Saved entries
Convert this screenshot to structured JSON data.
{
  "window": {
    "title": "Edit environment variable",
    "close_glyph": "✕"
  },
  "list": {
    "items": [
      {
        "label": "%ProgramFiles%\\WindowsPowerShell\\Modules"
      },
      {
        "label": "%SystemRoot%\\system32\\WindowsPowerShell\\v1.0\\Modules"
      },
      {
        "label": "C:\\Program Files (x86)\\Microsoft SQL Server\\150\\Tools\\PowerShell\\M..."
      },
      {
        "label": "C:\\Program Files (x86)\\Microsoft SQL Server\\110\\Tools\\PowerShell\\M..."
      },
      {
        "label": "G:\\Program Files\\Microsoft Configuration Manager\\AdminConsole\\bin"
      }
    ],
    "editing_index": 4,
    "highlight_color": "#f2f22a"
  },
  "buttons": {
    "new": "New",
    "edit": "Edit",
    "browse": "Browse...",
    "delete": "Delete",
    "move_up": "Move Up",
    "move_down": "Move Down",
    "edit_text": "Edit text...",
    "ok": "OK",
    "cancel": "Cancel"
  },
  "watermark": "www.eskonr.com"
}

### Short problem
Restate every entry word for word.

### Result for this task
Convert this screenshot to structured JSON data.
{
  "window": {
    "title": "Edit environment variable",
    "close_glyph": "✕"
  },
  "list": {
    "items": [
      {
        "label": "%ProgramFiles%\\WindowsPowerShell\\Modules"
      },
      {
        "label": "%SystemRoot%\\system32\\WindowsPowerShell\\v1.0\\Modules"
      },
      {
        "label": "C:\\Program Files (x86)\\Microsoft SQL Server\\150\\Tools\\PowerShell\\M..."
      },
      {
        "label": "C:\\Program Files (x86)\\Microsoft SQL Server\\110\\Tools\\PowerShell\\M..."
      },
      {
        "label": "G:\\Program Files\\Microsoft Configuration Manager\\AdminConsole\\bin"
      }
    ],
    "editing_index": 4,
    "highlight_color": "#f2f22a"
  },
  "buttons": {
    "new": "New",
    "edit": "Edit",
    "browse": "Browse...",
    "delete": "Delete",
    "move_up": "Move Up",
    "move_down": "Move Down",
    "edit_text": "Edit text...",
    "ok": "OK",
    "cancel": "Cancel"
  },
  "watermark": "www.eskonr.com"
}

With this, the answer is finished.